── Data lines

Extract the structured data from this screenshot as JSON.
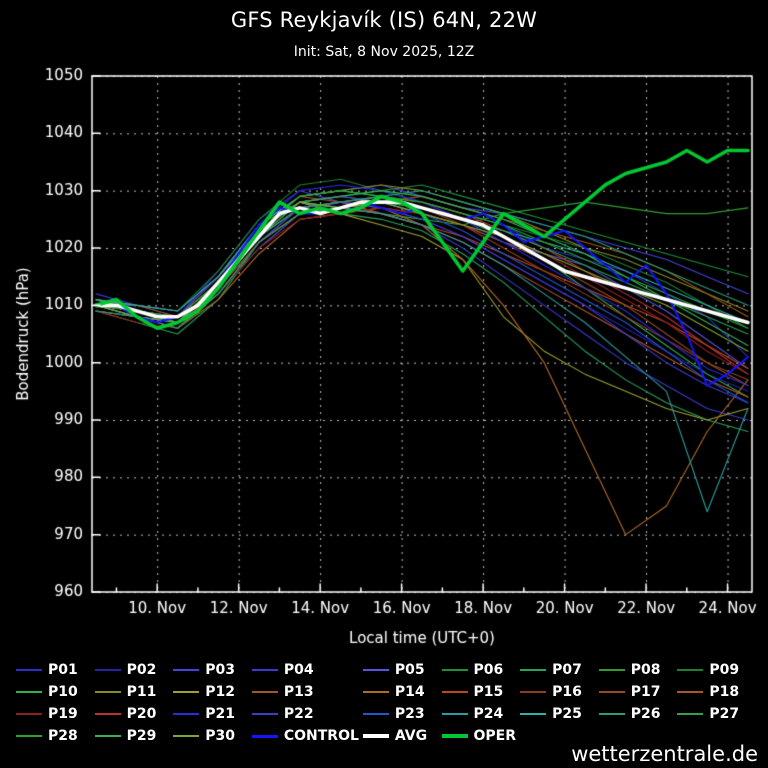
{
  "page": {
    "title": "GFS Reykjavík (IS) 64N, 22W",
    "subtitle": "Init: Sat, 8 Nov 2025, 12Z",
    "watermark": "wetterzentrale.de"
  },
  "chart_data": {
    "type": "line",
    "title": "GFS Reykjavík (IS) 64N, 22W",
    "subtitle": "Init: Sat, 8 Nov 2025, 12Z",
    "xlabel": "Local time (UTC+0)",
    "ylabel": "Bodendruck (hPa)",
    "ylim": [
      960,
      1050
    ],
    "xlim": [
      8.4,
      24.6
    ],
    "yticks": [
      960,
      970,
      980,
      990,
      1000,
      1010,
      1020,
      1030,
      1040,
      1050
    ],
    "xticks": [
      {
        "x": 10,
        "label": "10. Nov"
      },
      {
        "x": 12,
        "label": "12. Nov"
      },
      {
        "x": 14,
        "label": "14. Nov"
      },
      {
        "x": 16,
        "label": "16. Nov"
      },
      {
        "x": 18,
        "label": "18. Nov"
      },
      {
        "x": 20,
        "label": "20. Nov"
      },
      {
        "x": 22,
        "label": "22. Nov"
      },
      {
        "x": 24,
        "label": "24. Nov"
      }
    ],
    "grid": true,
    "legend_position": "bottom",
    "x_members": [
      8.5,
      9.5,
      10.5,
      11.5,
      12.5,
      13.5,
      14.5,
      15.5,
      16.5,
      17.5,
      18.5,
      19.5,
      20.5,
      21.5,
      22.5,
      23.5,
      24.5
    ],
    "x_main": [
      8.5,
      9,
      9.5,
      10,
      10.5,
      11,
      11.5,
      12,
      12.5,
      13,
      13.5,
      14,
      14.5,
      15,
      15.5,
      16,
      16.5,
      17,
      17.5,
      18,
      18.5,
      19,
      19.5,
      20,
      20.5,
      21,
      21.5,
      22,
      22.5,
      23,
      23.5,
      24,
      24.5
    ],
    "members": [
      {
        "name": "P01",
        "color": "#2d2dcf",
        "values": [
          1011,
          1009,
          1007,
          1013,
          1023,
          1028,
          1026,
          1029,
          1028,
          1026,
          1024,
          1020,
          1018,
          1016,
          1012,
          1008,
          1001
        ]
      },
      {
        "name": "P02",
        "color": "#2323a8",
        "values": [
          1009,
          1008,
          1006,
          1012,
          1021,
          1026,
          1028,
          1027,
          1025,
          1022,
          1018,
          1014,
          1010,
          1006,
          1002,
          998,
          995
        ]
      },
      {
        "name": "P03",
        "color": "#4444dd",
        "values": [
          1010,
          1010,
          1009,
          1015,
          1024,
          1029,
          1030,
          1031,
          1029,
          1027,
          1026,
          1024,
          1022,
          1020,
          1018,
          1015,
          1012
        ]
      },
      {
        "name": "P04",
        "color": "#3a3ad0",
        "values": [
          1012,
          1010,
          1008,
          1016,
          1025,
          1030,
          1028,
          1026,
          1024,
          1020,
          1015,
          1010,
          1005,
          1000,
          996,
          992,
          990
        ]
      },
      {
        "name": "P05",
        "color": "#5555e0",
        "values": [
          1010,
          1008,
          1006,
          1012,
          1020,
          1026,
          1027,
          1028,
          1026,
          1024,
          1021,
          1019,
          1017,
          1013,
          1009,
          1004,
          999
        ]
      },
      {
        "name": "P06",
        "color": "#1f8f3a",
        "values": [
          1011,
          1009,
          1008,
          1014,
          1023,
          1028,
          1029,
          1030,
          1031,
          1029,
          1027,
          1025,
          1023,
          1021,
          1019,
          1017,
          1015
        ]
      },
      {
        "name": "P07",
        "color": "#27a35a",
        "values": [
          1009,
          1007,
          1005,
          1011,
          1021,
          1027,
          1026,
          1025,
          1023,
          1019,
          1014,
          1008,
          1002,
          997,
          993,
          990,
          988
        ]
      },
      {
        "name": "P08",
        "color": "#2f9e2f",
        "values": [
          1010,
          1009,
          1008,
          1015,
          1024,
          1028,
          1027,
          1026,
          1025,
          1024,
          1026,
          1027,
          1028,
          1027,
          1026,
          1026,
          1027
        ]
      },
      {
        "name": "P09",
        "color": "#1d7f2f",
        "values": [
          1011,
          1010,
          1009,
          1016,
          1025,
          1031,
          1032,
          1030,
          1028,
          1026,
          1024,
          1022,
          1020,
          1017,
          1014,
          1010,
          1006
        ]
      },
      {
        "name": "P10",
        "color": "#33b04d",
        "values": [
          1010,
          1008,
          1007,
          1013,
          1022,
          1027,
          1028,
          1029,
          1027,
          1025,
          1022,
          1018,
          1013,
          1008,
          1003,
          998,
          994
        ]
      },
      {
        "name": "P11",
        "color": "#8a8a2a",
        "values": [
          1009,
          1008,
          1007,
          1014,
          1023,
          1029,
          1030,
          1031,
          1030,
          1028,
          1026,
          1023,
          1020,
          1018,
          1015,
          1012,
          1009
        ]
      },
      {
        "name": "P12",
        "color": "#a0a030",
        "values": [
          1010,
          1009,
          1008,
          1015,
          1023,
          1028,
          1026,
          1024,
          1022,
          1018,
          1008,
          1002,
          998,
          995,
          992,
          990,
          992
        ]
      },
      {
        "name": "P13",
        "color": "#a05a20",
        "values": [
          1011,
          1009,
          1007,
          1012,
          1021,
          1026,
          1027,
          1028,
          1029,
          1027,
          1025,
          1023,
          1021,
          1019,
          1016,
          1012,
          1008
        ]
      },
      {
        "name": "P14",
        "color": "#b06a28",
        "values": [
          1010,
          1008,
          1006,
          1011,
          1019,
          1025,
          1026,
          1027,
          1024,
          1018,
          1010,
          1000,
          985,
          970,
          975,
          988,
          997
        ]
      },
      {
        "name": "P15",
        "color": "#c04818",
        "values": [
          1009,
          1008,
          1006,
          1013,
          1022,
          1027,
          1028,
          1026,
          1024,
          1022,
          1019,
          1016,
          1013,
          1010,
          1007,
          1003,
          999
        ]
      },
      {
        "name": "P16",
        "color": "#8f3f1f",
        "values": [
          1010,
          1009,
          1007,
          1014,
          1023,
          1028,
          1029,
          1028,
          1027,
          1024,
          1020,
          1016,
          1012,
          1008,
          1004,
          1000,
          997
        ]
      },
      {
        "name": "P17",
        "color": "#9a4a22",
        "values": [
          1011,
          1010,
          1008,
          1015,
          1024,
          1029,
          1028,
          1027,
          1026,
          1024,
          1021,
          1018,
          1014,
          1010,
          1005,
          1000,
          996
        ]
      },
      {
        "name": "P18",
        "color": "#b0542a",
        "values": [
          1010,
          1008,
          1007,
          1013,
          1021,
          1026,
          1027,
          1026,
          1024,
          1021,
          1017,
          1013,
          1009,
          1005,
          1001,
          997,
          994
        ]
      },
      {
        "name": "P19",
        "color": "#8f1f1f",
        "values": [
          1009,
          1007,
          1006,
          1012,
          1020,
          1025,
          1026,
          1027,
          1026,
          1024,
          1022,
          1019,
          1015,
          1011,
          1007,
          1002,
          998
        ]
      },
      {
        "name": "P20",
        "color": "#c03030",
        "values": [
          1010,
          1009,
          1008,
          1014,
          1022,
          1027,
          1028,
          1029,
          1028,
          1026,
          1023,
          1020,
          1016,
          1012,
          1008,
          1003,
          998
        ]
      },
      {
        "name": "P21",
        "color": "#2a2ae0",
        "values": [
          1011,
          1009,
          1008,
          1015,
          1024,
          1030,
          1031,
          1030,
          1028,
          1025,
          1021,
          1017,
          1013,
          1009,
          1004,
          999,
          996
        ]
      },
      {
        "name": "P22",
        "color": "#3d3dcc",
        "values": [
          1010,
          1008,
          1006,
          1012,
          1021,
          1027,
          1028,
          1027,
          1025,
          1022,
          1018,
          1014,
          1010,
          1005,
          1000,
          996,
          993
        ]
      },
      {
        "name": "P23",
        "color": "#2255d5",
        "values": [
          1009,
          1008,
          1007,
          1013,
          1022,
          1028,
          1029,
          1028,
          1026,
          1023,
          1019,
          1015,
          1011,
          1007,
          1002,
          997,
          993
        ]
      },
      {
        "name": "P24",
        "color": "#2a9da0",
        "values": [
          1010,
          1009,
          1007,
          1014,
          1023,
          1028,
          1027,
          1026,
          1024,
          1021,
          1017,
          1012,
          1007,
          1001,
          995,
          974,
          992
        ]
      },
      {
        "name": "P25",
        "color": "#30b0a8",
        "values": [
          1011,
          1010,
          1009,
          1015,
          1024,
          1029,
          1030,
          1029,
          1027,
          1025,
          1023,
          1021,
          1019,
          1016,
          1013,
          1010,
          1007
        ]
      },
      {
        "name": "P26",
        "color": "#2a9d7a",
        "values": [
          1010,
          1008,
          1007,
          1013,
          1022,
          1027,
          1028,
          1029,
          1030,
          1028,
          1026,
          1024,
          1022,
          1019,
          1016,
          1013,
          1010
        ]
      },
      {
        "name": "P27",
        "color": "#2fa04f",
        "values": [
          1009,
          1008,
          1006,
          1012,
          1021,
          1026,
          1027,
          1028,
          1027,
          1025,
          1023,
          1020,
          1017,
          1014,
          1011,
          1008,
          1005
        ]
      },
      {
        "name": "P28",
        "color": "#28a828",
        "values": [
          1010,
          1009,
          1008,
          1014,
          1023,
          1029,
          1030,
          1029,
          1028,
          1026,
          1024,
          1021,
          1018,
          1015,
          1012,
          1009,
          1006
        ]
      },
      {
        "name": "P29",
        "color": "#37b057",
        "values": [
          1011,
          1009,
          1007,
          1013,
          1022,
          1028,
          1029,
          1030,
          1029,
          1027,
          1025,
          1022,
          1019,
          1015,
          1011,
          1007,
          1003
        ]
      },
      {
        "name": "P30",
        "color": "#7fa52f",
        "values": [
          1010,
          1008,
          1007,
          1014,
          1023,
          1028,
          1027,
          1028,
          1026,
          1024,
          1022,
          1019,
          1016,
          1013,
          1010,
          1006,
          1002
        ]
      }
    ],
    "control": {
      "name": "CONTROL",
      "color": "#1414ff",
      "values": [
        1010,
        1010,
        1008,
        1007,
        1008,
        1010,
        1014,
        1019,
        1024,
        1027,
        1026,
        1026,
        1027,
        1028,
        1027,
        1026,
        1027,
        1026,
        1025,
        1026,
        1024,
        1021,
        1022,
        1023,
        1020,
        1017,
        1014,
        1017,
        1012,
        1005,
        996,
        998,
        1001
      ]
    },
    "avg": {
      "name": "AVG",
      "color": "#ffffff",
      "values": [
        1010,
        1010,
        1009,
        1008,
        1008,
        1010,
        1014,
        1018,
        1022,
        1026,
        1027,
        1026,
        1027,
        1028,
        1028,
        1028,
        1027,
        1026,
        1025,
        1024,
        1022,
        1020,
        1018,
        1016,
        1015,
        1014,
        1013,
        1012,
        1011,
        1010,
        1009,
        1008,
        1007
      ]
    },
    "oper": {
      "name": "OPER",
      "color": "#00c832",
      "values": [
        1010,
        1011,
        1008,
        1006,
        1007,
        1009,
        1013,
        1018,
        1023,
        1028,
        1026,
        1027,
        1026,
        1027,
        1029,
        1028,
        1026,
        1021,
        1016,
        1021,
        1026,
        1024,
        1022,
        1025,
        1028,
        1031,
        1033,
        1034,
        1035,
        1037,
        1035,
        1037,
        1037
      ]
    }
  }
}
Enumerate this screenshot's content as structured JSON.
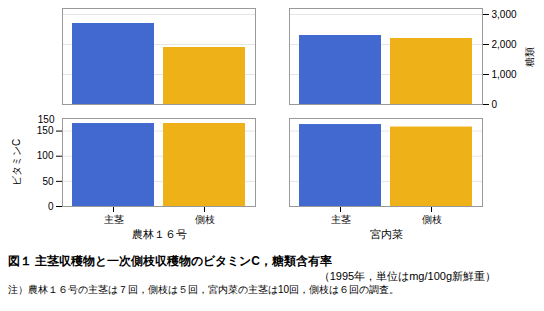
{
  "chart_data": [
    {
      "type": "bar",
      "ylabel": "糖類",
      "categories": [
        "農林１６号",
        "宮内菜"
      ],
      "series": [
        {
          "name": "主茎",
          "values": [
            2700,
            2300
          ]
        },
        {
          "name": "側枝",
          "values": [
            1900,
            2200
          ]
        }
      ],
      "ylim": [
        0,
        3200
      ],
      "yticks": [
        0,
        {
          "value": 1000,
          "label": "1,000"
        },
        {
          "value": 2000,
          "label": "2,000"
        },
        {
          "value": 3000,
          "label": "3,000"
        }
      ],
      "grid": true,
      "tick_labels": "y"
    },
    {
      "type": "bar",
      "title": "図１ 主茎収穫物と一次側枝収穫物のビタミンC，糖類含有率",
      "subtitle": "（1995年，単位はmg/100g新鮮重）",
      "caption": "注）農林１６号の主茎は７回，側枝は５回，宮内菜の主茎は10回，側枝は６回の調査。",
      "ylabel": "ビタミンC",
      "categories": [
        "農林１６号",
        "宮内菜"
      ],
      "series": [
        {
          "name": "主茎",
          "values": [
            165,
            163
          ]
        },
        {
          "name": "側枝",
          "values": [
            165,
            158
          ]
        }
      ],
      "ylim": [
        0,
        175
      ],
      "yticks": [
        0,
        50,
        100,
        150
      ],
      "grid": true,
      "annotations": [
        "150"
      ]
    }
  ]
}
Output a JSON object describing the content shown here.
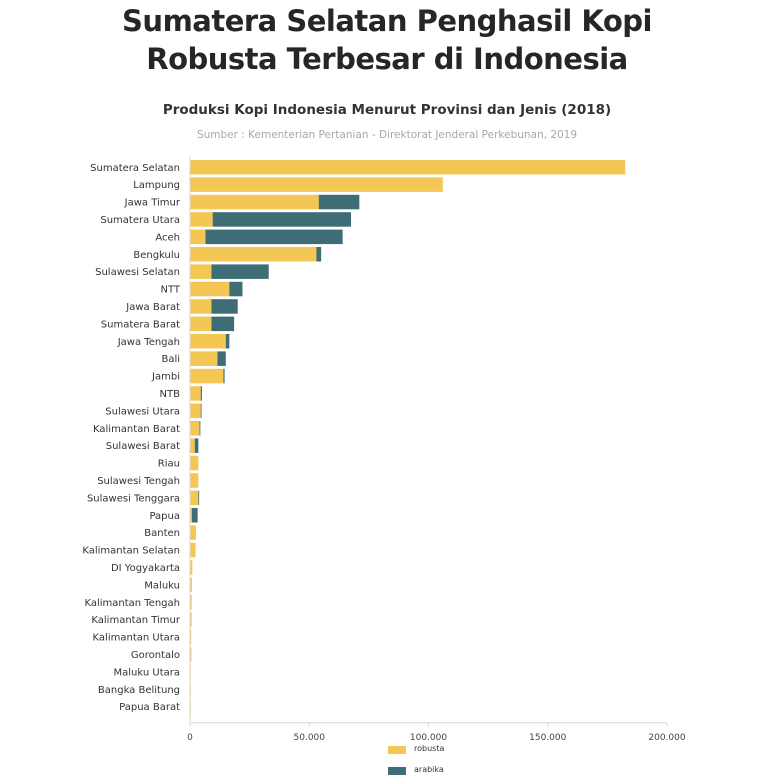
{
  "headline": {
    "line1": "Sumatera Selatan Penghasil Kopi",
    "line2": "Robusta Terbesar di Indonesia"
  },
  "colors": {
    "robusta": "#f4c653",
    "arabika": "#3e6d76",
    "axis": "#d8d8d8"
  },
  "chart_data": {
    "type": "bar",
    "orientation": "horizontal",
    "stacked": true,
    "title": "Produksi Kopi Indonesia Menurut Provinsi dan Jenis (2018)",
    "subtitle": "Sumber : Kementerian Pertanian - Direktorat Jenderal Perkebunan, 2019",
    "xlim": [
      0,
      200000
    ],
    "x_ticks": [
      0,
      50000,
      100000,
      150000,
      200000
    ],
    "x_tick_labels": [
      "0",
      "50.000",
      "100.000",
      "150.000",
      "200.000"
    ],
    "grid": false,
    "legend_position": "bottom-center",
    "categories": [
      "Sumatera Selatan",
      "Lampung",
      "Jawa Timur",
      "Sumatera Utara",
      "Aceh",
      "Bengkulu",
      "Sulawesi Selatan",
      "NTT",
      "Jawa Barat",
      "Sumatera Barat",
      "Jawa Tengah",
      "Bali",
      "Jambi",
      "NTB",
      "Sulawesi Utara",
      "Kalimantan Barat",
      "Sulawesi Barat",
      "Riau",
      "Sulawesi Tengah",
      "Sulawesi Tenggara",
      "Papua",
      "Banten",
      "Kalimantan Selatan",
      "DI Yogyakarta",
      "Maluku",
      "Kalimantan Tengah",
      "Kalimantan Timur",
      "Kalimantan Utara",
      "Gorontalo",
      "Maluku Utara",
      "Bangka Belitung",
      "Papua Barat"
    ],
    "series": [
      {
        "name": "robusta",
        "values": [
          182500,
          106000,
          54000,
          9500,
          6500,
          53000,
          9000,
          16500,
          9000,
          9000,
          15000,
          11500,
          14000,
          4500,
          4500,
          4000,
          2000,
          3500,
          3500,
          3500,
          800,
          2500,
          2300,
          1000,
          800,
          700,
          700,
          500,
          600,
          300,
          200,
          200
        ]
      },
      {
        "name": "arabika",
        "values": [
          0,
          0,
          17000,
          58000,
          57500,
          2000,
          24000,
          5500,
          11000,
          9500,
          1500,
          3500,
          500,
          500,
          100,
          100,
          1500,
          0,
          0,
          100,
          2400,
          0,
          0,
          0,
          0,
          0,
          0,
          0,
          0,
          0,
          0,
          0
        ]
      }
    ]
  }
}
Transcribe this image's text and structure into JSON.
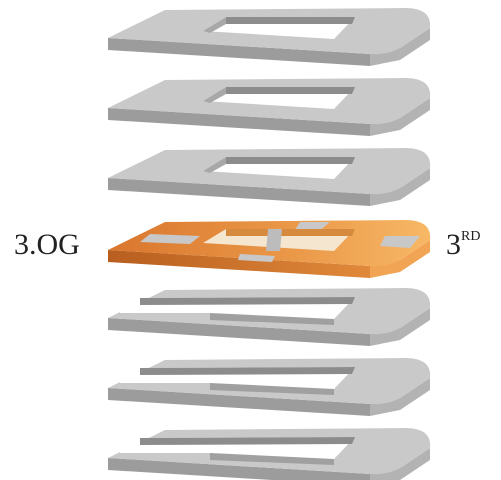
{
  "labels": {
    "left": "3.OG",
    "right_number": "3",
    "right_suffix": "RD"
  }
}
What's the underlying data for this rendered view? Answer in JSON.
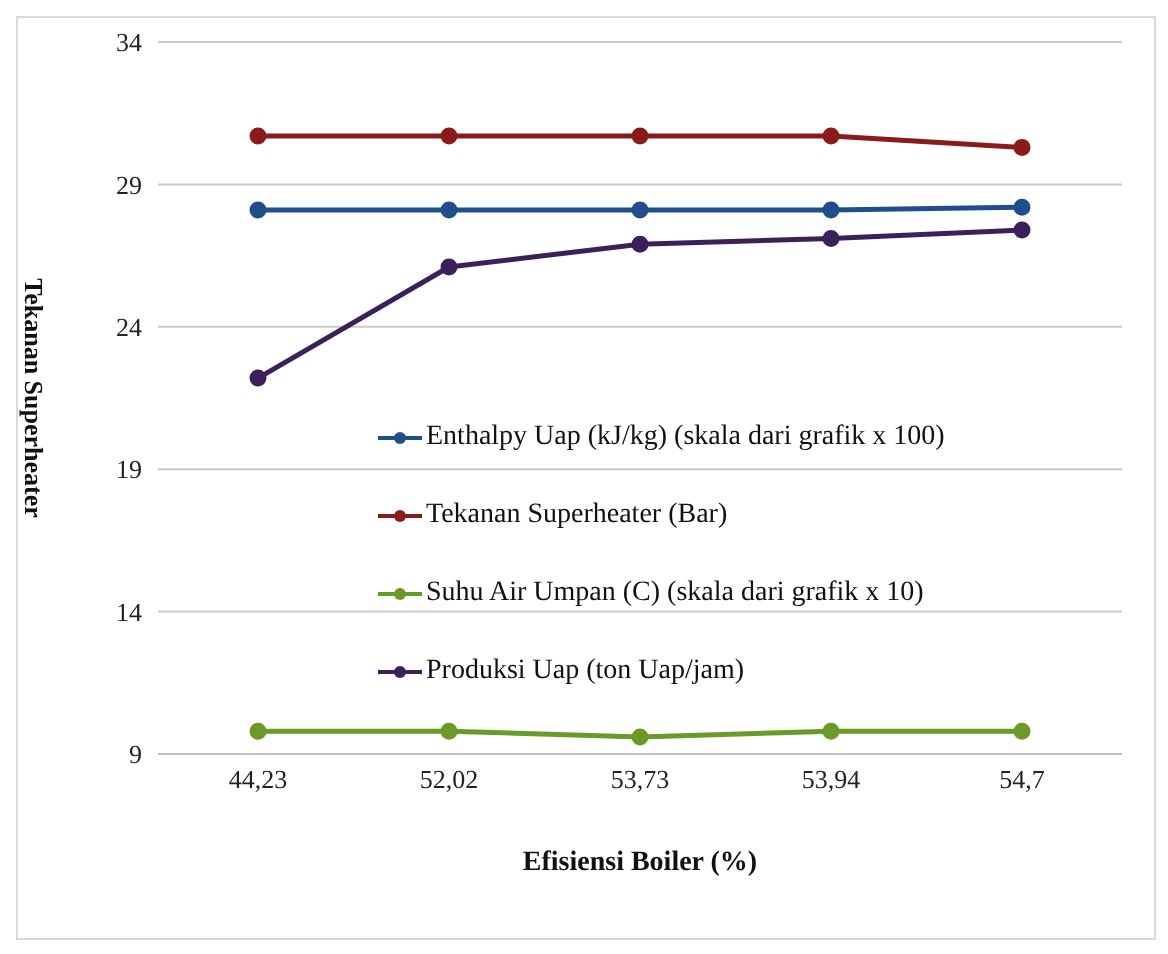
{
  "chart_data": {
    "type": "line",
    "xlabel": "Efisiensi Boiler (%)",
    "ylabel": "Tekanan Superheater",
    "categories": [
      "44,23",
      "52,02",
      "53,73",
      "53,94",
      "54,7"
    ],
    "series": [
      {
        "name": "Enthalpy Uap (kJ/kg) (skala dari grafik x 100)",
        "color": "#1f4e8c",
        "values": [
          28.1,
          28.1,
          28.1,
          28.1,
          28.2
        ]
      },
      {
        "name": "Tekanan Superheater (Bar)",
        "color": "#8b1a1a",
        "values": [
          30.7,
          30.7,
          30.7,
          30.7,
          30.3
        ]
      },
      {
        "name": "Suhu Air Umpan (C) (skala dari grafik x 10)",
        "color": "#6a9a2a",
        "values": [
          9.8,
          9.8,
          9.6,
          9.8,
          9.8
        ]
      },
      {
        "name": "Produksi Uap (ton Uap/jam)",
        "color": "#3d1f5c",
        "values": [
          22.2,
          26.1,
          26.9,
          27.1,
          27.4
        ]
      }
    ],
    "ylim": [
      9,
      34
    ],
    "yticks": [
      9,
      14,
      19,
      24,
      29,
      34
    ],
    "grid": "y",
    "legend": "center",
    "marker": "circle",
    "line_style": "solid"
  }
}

────

What the task requires:
Which lines hold the word "Sumatera"? Copy each of them from the records.

The completed task:
    "line1": "Sumatera Selatan Penghasil Kopi",
      "Sumatera Selatan",
      "Sumatera Utara",
      "Sumatera Barat",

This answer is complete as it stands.